#### Supplied information
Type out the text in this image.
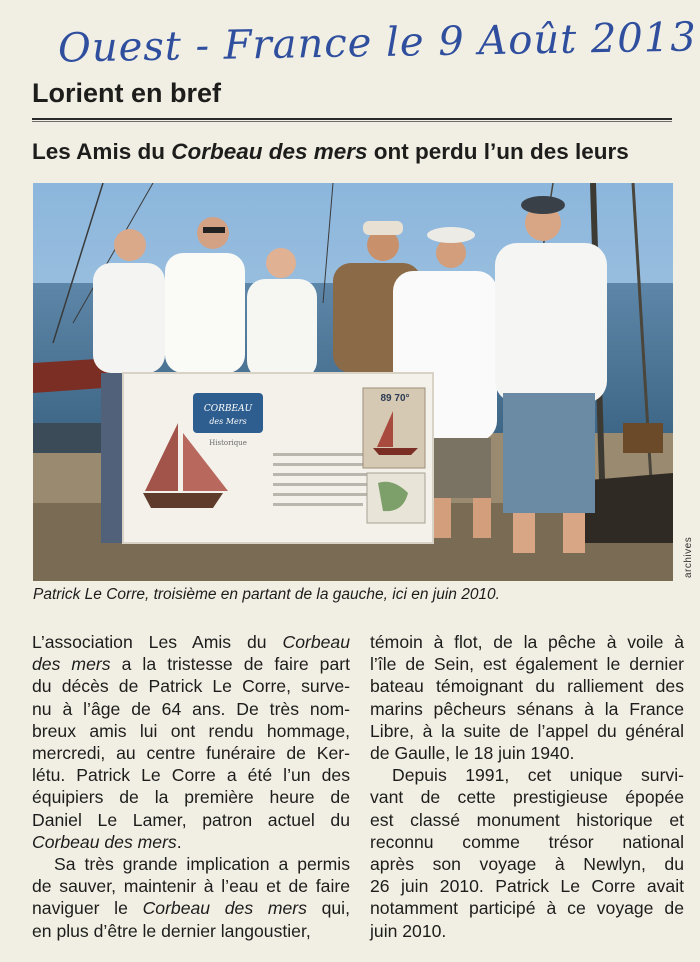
Ouest - France le 9 Août 2013
Lorient en bref
Les Amis du Corbeau des mers ont perdu l’un des leurs
CORBEAU
des Mers
Historique
89 70°
archives
Patrick Le Corre, troisième en partant de la gauche, ici en juin 2010.
L’association Les Amis du Corbeau
des mers a la tristesse de faire part
du décès de Patrick Le Corre, surve-
nu à l’âge de 64 ans. De très nom-
breux amis lui ont rendu hommage,
mercredi, au centre funéraire de Ker-
létu. Patrick Le Corre a été l’un des
équipiers de la première heure de
Daniel Le Lamer, patron actuel du
Corbeau des mers.
Sa très grande implication a permis
de sauver, maintenir à l’eau et de faire
naviguer le Corbeau des mers qui,
en plus d’être le dernier langoustier,
témoin à flot, de la pêche à voile à
l’île de Sein, est également le dernier
bateau témoignant du ralliement des
marins pêcheurs sénans à la France
Libre, à la suite de l’appel du général
de Gaulle, le 18 juin 1940.
Depuis 1991, cet unique survi-
vant de cette prestigieuse épopée
est classé monument historique et
reconnu comme trésor national
après son voyage à Newlyn, du
26 juin 2010. Patrick Le Corre avait
notamment participé à ce voyage de
juin 2010.
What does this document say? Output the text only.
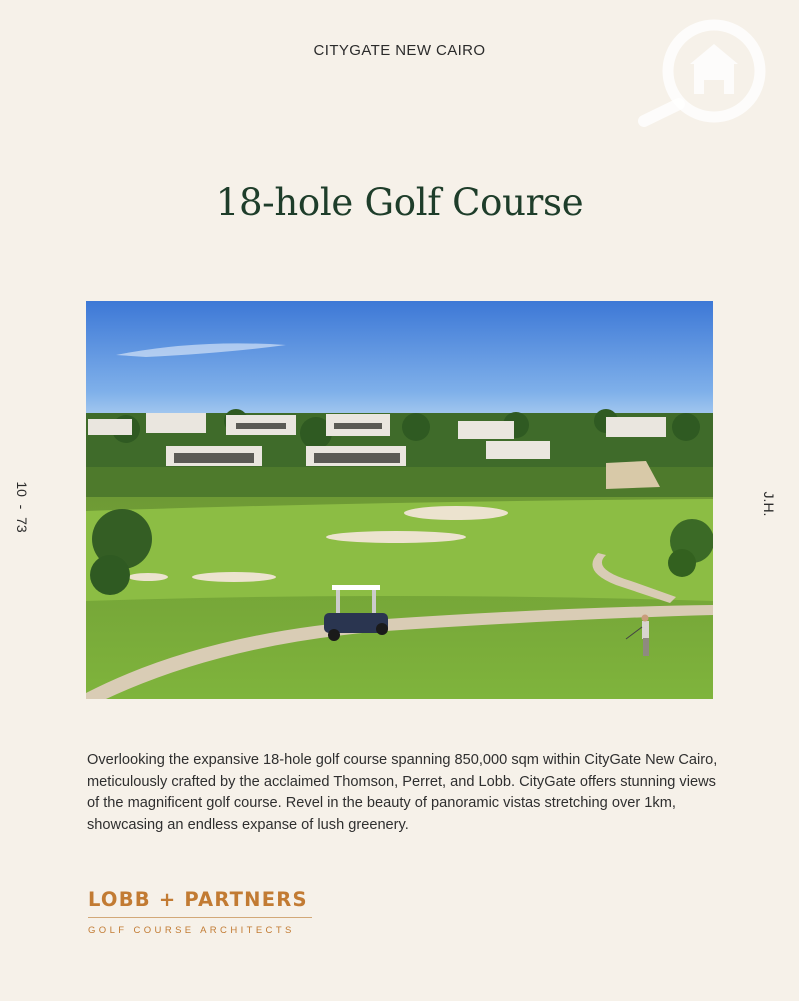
CITYGATE NEW CAIRO
18-hole Golf Course
10  -  73	J.H.
Overlooking the expansive 18-hole golf course spanning 850,000 sqm within CityGate New Cairo, meticulously crafted by the acclaimed Thomson, Perret, and Lobb. CityGate offers stunning views of the magnificent golf course. Revel in the beauty of panoramic vistas stretching over 1km, showcasing an endless expanse of lush greenery.
LOBB + PARTNERS
GOLF COURSE ARCHITECTS
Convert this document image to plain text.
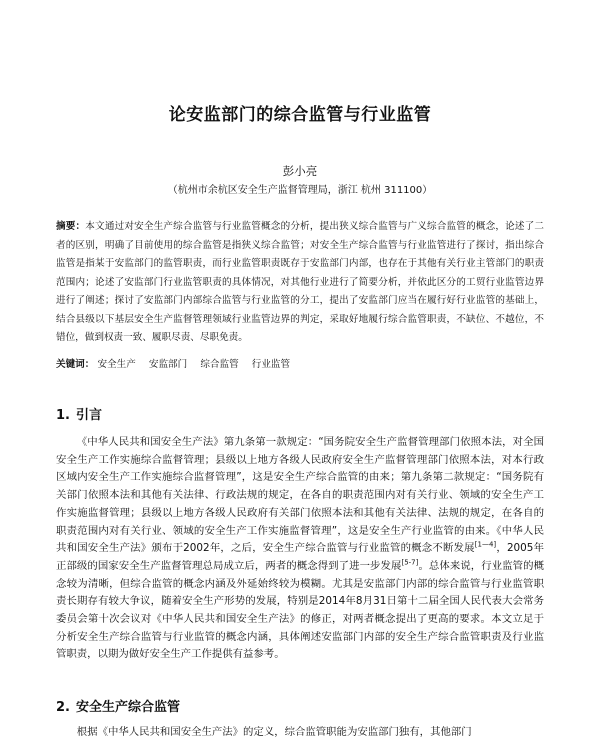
论安监部门的综合监管与行业监管
彭小亮
（杭州市余杭区安全生产监督管理局，浙江 杭州 311100）
摘要：本文通过对安全生产综合监管与行业监管概念的分析，提出狭义综合监管与广义综合监管的概念，论述了二者的区别，明确了目前使用的综合监管是指狭义综合监管；对安全生产综合监管与行业监管进行了探讨，指出综合监管是指某于安监部门的监管职责，而行业监管职责既存于安监部门内部，也存在于其他有关行业主管部门的职责范围内；论述了安监部门行业监管职责的具体情况，对其他行业进行了简要分析，并依此区分的工贸行业监管边界进行了阐述；探讨了安监部门内部综合监管与行业监管的分工，提出了安监部门应当在履行好行业监管的基础上，结合县级以下基层安全生产监督管理领域行业监管边界的判定，采取好地履行综合监管职责，不缺位、不越位，不错位，做到权责一致、履职尽责、尽职免责。
关键词： 安全生产 安监部门 综合监管 行业监管
1. 引言

《中华人民共和国安全生产法》第九条第一款规定：“国务院安全生产监督管理部门依照本法，对全国安全生产工作实施综合监督管理；县级以上地方各级人民政府安全生产监督管理部门依照本法，对本行政区域内安全生产工作实施综合监督管理”，这是安全生产综合监管的由来；第九条第二款规定：“国务院有关部门依照本法和其他有关法律、行政法规的规定，在各自的职责范围内对有关行业、领域的安全生产工作实施监督管理；县级以上地方各级人民政府有关部门依照本法和其他有关法律、法规的规定，在各自的职责范围内对有关行业、领域的安全生产工作实施监督管理”，这是安全生产行业监管的由来。《中华人民共和国安全生产法》颁布于2002年，之后，安全生产综合监管与行业监管的概念不断发展[1—4]，2005年正部级的国家安全生产监督管理总局成立后，两者的概念得到了进一步发展[5-7]。总体来说，行业监管的概念较为清晰，但综合监管的概念内涵及外延始终较为模糊。尤其是安监部门内部的综合监管与行业监管职责长期存有较大争议，随着安全生产形势的发展，特别是2014年8月31日第十二届全国人民代表大会常务委员会第十次会议对《中华人民共和国安全生产法》的修正，对两者概念提出了更高的要求。本文立足于分析安全生产综合监管与行业监管的概念内涵，具体阐述安监部门内部的安全生产综合监管职责及行业监管职责，以期为做好安全生产工作提供有益参考。

2. 安全生产综合监管

根据《中华人民共和国安全生产法》的定义，综合监管职能为安监部门独有，其他部门
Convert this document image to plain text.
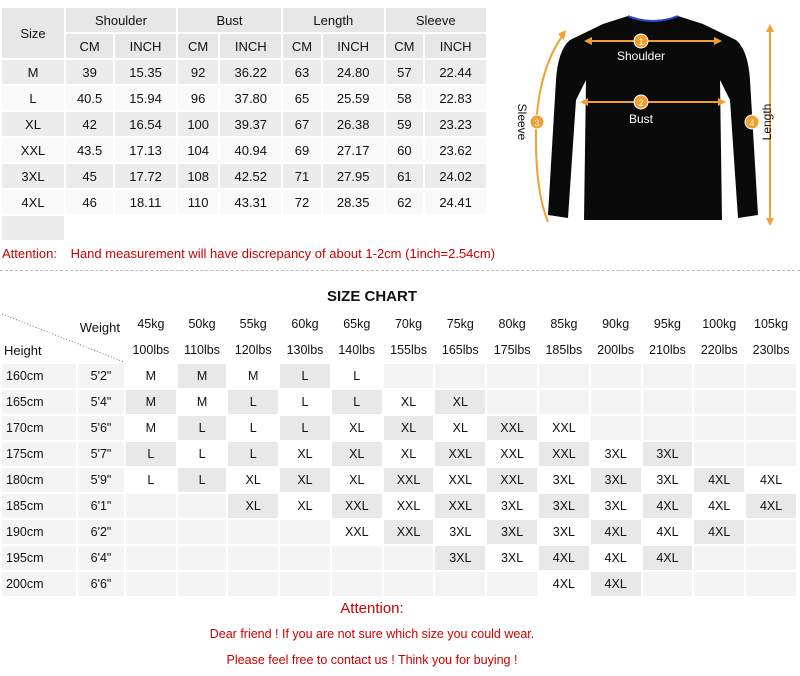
Size	Shoulder		Bust		Length		Sleeve	
	CM	INCH	CM	INCH	CM	INCH	CM	INCH
M	39	15.35	92	36.22	63	24.80	57	22.44
L	40.5	15.94	96	37.80	65	25.59	58	22.83
XL	42	16.54	100	39.37	67	26.38	59	23.23
XXL	43.5	17.13	104	40.94	69	27.17	60	23.62
3XL	45	17.72	108	42.52	71	27.95	61	24.02
4XL	46	18.11	110	43.31	72	28.35	62	24.41

1
Shoulder
2
Bust
3
Sleeve	4 Length
Attention: Hand measurement will have discrepancy of about 1-2cm (1inch=2.54cm)
SIZE CHART
Weight
Height		45kg	50kg	55kg	60kg	65kg	70kg	75kg	80kg	85kg	90kg	95kg	100kg	105kg
		100lbs	110lbs	120lbs	130lbs	140lbs	155lbs	165lbs	175lbs	185lbs	200lbs	210lbs	220lbs	230lbs
160cm	5'2"	M	M	M	L	L								
165cm	5'4"	M	M	L	L	L	XL	XL						
170cm	5'6"	M	L	L	L	XL	XL	XL	XXL	XXL				
175cm	5'7"	L	L	L	XL	XL	XL	XXL	XXL	XXL	3XL	3XL		
180cm	5'9"	L	L	XL	XL	XL	XXL	XXL	XXL	3XL	3XL	3XL	4XL	4XL
185cm	6'1"			XL	XL	XXL	XXL	XXL	3XL	3XL	3XL	4XL	4XL	4XL
190cm	6'2"					XXL	XXL	3XL	3XL	3XL	4XL	4XL	4XL	
195cm	6'4"							3XL	3XL	4XL	4XL	4XL		
200cm	6'6"									4XL	4XL			
Attention:
Dear friend ! If you are not sure which size you could wear.
Please feel free to contact us ! Think you for buying !
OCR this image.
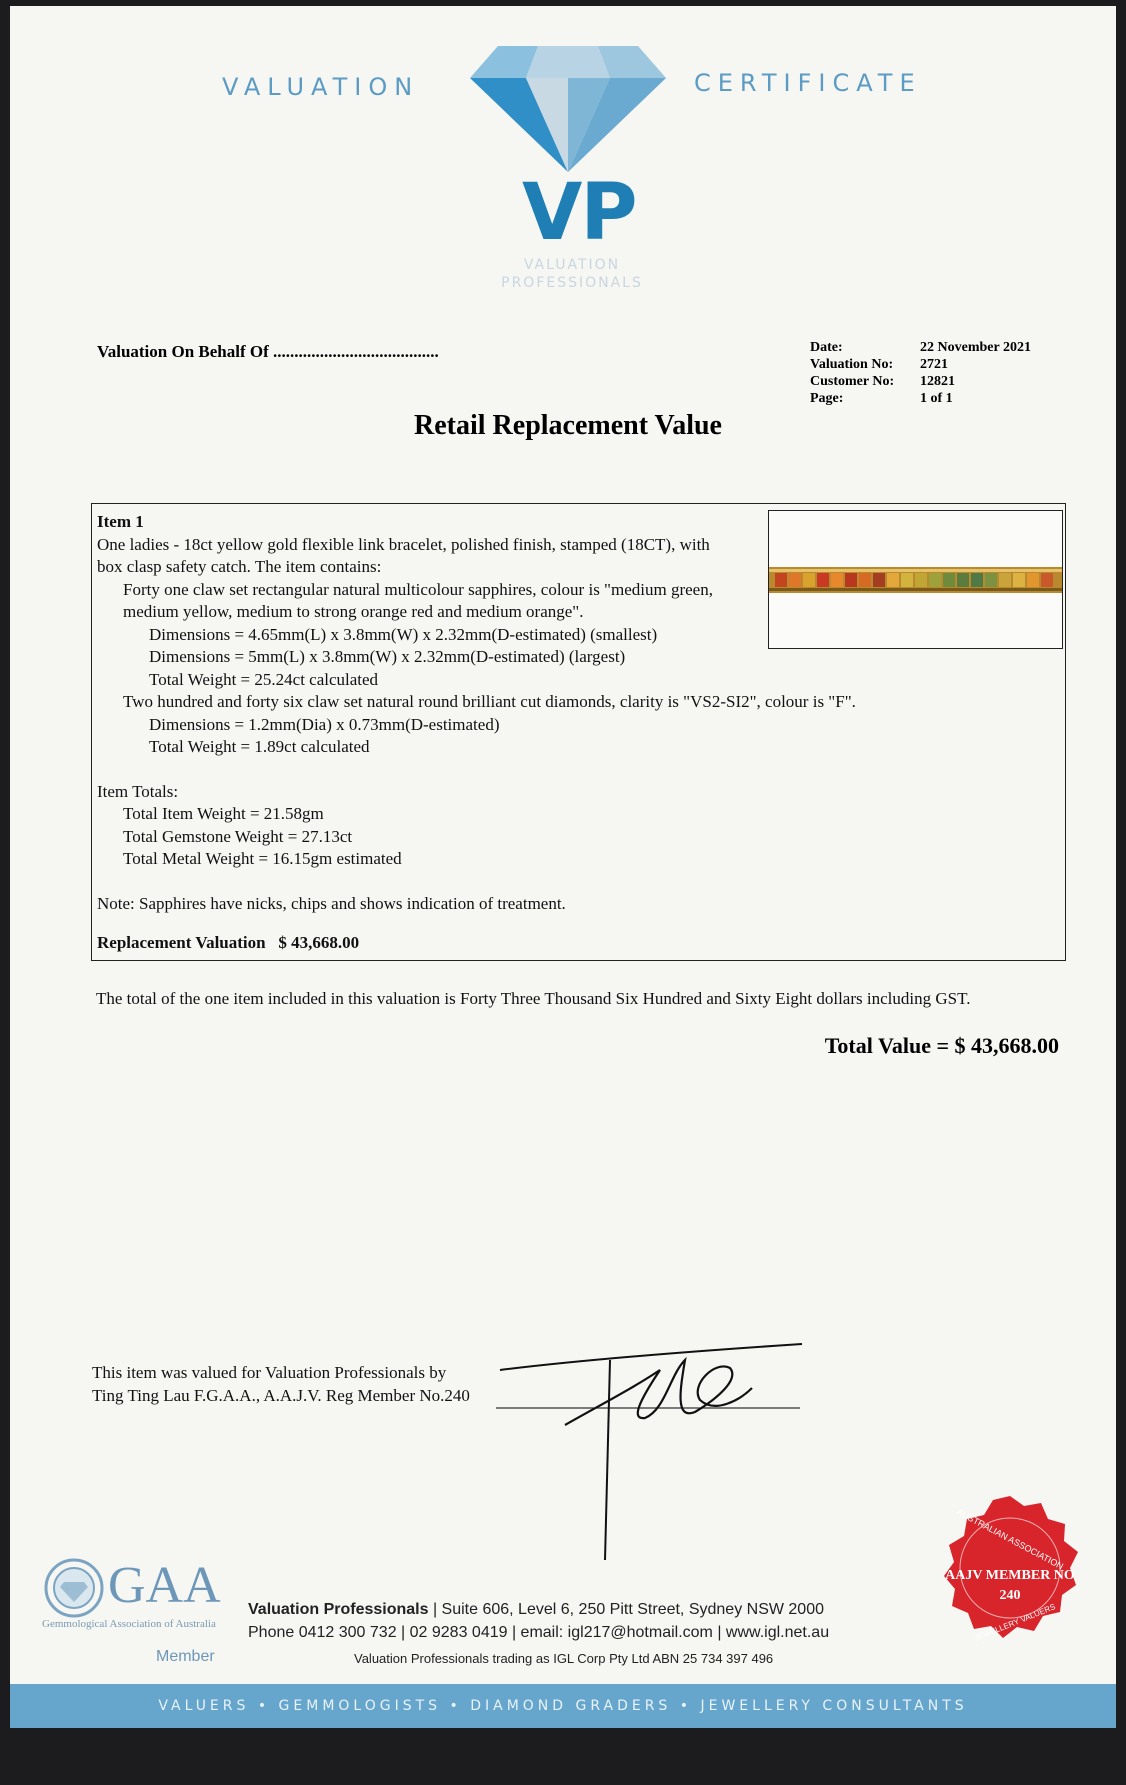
VALUATION	CERTIFICATE
VP
VALUATION
PROFESSIONALS
Valuation On Behalf Of .......................................	Date:	22 November 2021
Valuation No:	2721
Customer No:	12821
Page:	1 of 1
Retail Replacement Value
Item 1
One ladies - 18ct yellow gold flexible link bracelet, polished finish, stamped (18CT), with
box clasp safety catch. The item contains:
Forty one claw set rectangular natural multicolour sapphires, colour is "medium green,
medium yellow, medium to strong orange red and medium orange".
Dimensions = 4.65mm(L) x 3.8mm(W) x 2.32mm(D-estimated) (smallest)
Dimensions = 5mm(L) x 3.8mm(W) x 2.32mm(D-estimated) (largest)
Total Weight = 25.24ct calculated
Two hundred and forty six claw set natural round brilliant cut diamonds, clarity is "VS2-SI2", colour is "F".
Dimensions = 1.2mm(Dia) x 0.73mm(D-estimated)
Total Weight = 1.89ct calculated
Item Totals:
Total Item Weight = 21.58gm
Total Gemstone Weight = 27.13ct
Total Metal Weight = 16.15gm estimated
Note: Sapphires have nicks, chips and shows indication of treatment.
Replacement Valuation $ 43,668.00
The total of the one item included in this valuation is Forty Three Thousand Six Hundred and Sixty Eight dollars including GST.
Total Value = $ 43,668.00
This item was valued for Valuation Professionals by
Ting Ting Lau F.G.A.A., A.A.J.V. Reg Member No.240
GAA
Gemmological Association of Australia
Member
Valuation Professionals | Suite 606, Level 6, 250 Pitt Street, Sydney NSW 2000
Phone 0412 300 732 | 02 9283 0419 | email: igl217@hotmail.com | www.igl.net.au
Valuation Professionals trading as IGL Corp Pty Ltd ABN 25 734 397 496
AUSTRALIAN ASSOCIATION
AAJV MEMBER NO
240
JEWELLERY VALUERS
VALUERS • GEMMOLOGISTS • DIAMOND GRADERS • JEWELLERY CONSULTANTS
########
§ What is asked
Reproduce the records above exactly, leaving out every picture they contain.

§ Reply to the task
Type out the text in this image.
Ouest - France le 9 Août 2013
Lorient en bref
Les Amis du Corbeau des mers ont perdu l’un des leurs
CORBEAU
des Mers
Historique
89 70°
archives
Patrick Le Corre, troisième en partant de la gauche, ici en juin 2010.
L’association Les Amis du Corbeau
des mers a la tristesse de faire part
du décès de Patrick Le Corre, surve-
nu à l’âge de 64 ans. De très nom-
breux amis lui ont rendu hommage,
mercredi, au centre funéraire de Ker-
létu. Patrick Le Corre a été l’un des
équipiers de la première heure de
Daniel Le Lamer, patron actuel du
Corbeau des mers.
Sa très grande implication a permis
de sauver, maintenir à l’eau et de faire
naviguer le Corbeau des mers qui,
en plus d’être le dernier langoustier,
témoin à flot, de la pêche à voile à
l’île de Sein, est également le dernier
bateau témoignant du ralliement des
marins pêcheurs sénans à la France
Libre, à la suite de l’appel du général
de Gaulle, le 18 juin 1940.
Depuis 1991, cet unique survi-
vant de cette prestigieuse épopée
est classé monument historique et
reconnu comme trésor national
après son voyage à Newlyn, du
26 juin 2010. Patrick Le Corre avait
notamment participé à ce voyage de
juin 2010.
What does this document say? Output the text only.
CITYGATE NEW CAIRO
18-hole Golf Course
10  -  73	J.H.
Overlooking the expansive 18-hole golf course spanning 850,000 sqm within CityGate New Cairo, meticulously crafted by the acclaimed Thomson, Perret, and Lobb. CityGate offers stunning views of the magnificent golf course. Revel in the beauty of panoramic vistas stretching over 1km, showcasing an endless expanse of lush greenery.
LOBB + PARTNERS
GOLF COURSE ARCHITECTS
Convert this document image to plain text.
论安监部门的综合监管与行业监管
彭小亮
（杭州市余杭区安全生产监督管理局，浙江 杭州 311100）
摘要：本文通过对安全生产综合监管与行业监管概念的分析，提出狭义综合监管与广义综合监管的概念，论述了二者的区别，明确了目前使用的综合监管是指狭义综合监管；对安全生产综合监管与行业监管进行了探讨，指出综合监管是指某于安监部门的监管职责，而行业监管职责既存于安监部门内部，也存在于其他有关行业主管部门的职责范围内；论述了安监部门行业监管职责的具体情况，对其他行业进行了简要分析，并依此区分的工贸行业监管边界进行了阐述；探讨了安监部门内部综合监管与行业监管的分工，提出了安监部门应当在履行好行业监管的基础上，结合县级以下基层安全生产监督管理领域行业监管边界的判定，采取好地履行综合监管职责，不缺位、不越位，不错位，做到权责一致、履职尽责、尽职免责。
关键词： 安全生产 安监部门 综合监管 行业监管
1. 引言

《中华人民共和国安全生产法》第九条第一款规定：“国务院安全生产监督管理部门依照本法，对全国安全生产工作实施综合监督管理；县级以上地方各级人民政府安全生产监督管理部门依照本法，对本行政区域内安全生产工作实施综合监督管理”，这是安全生产综合监管的由来；第九条第二款规定：“国务院有关部门依照本法和其他有关法律、行政法规的规定，在各自的职责范围内对有关行业、领域的安全生产工作实施监督管理；县级以上地方各级人民政府有关部门依照本法和其他有关法律、法规的规定，在各自的职责范围内对有关行业、领域的安全生产工作实施监督管理”，这是安全生产行业监管的由来。《中华人民共和国安全生产法》颁布于2002年，之后，安全生产综合监管与行业监管的概念不断发展[1—4]，2005年正部级的国家安全生产监督管理总局成立后，两者的概念得到了进一步发展[5-7]。总体来说，行业监管的概念较为清晰，但综合监管的概念内涵及外延始终较为模糊。尤其是安监部门内部的综合监管与行业监管职责长期存有较大争议，随着安全生产形势的发展，特别是2014年8月31日第十二届全国人民代表大会常务委员会第十次会议对《中华人民共和国安全生产法》的修正，对两者概念提出了更高的要求。本文立足于分析安全生产综合监管与行业监管的概念内涵，具体阐述安监部门内部的安全生产综合监管职责及行业监管职责，以期为做好安全生产工作提供有益参考。

2. 安全生产综合监管

根据《中华人民共和国安全生产法》的定义，综合监管职能为安监部门独有，其他部门
Convert this document image to plain text.
Size	Shoulder		Bust		Length		Sleeve	
	CM	INCH	CM	INCH	CM	INCH	CM	INCH
M	39	15.35	92	36.22	63	24.80	57	22.44
L	40.5	15.94	96	37.80	65	25.59	58	22.83
XL	42	16.54	100	39.37	67	26.38	59	23.23
XXL	43.5	17.13	104	40.94	69	27.17	60	23.62
3XL	45	17.72	108	42.52	71	27.95	61	24.02
4XL	46	18.11	110	43.31	72	28.35	62	24.41

1
Shoulder
2
Bust
3
Sleeve	4 Length
Attention: Hand measurement will have discrepancy of about 1-2cm (1inch=2.54cm)
SIZE CHART
Weight
Height		45kg	50kg	55kg	60kg	65kg	70kg	75kg	80kg	85kg	90kg	95kg	100kg	105kg
		100lbs	110lbs	120lbs	130lbs	140lbs	155lbs	165lbs	175lbs	185lbs	200lbs	210lbs	220lbs	230lbs
160cm	5'2"	M	M	M	L	L								
165cm	5'4"	M	M	L	L	L	XL	XL						
170cm	5'6"	M	L	L	L	XL	XL	XL	XXL	XXL				
175cm	5'7"	L	L	L	XL	XL	XL	XXL	XXL	XXL	3XL	3XL		
180cm	5'9"	L	L	XL	XL	XL	XXL	XXL	XXL	3XL	3XL	3XL	4XL	4XL
185cm	6'1"			XL	XL	XXL	XXL	XXL	3XL	3XL	3XL	4XL	4XL	4XL
190cm	6'2"					XXL	XXL	3XL	3XL	3XL	4XL	4XL	4XL	
195cm	6'4"							3XL	3XL	4XL	4XL	4XL		
200cm	6'6"									4XL	4XL			
Attention:
Dear friend ! If you are not sure which size you could wear.
Please feel free to contact us ! Think you for buying !
OCR this image.
VALUATION	CERTIFICATE
VP
VALUATION
PROFESSIONALS
Valuation On Behalf Of .......................................	Date:	22 November 2021
Valuation No:	2721
Customer No:	12821
Page:	1 of 1
Retail Replacement Value
Item 1
One ladies - 18ct yellow gold flexible link bracelet, polished finish, stamped (18CT), with
box clasp safety catch. The item contains:
Forty one claw set rectangular natural multicolour sapphires, colour is "medium green,
medium yellow, medium to strong orange red and medium orange".
Dimensions = 4.65mm(L) x 3.8mm(W) x 2.32mm(D-estimated) (smallest)
Dimensions = 5mm(L) x 3.8mm(W) x 2.32mm(D-estimated) (largest)
Total Weight = 25.24ct calculated
Two hundred and forty six claw set natural round brilliant cut diamonds, clarity is "VS2-SI2", colour is "F".
Dimensions = 1.2mm(Dia) x 0.73mm(D-estimated)
Total Weight = 1.89ct calculated
Item Totals:
Total Item Weight = 21.58gm
Total Gemstone Weight = 27.13ct
Total Metal Weight = 16.15gm estimated
Note: Sapphires have nicks, chips and shows indication of treatment.
Replacement Valuation $ 43,668.00
The total of the one item included in this valuation is Forty Three Thousand Six Hundred and Sixty Eight dollars including GST.
Total Value = $ 43,668.00
This item was valued for Valuation Professionals by
Ting Ting Lau F.G.A.A., A.A.J.V. Reg Member No.240
GAA
Gemmological Association of Australia
Member
Valuation Professionals | Suite 606, Level 6, 250 Pitt Street, Sydney NSW 2000
Phone 0412 300 732 | 02 9283 0419 | email: igl217@hotmail.com | www.igl.net.au
Valuation Professionals trading as IGL Corp Pty Ltd ABN 25 734 397 496
AUSTRALIAN ASSOCIATION
AAJV MEMBER NO
240
JEWELLERY VALUERS
VALUERS • GEMMOLOGISTS • DIAMOND GRADERS • JEWELLERY CONSULTANTS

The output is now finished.